-- start of Data lines --
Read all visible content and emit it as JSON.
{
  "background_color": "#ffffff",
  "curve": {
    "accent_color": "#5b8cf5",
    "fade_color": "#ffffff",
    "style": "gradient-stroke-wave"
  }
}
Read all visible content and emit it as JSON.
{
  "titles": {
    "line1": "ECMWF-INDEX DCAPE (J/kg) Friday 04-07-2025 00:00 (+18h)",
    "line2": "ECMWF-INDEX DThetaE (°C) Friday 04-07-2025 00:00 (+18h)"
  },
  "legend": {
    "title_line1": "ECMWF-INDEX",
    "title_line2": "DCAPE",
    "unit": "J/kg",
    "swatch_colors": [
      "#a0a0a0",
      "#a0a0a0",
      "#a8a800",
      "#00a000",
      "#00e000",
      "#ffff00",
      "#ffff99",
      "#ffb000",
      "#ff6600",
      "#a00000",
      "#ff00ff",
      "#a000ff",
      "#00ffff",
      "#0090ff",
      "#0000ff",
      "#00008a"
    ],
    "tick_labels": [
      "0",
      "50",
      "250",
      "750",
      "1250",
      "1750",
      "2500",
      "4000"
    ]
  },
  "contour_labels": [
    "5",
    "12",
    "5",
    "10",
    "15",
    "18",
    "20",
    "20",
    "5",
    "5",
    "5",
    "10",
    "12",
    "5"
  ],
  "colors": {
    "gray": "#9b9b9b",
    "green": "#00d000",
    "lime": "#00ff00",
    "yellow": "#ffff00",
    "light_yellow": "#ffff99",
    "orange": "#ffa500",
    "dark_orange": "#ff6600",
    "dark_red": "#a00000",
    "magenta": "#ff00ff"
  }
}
-- end of Data lines --
**Task brief:** Extract every line above containing the word "Friday".

**Result of this exercise:**
    "line1": "ECMWF-INDEX DCAPE (J/kg) Friday 04-07-2025 00:00 (+18h)",
    "line2": "ECMWF-INDEX DThetaE (°C) Friday 04-07-2025 00:00 (+18h)"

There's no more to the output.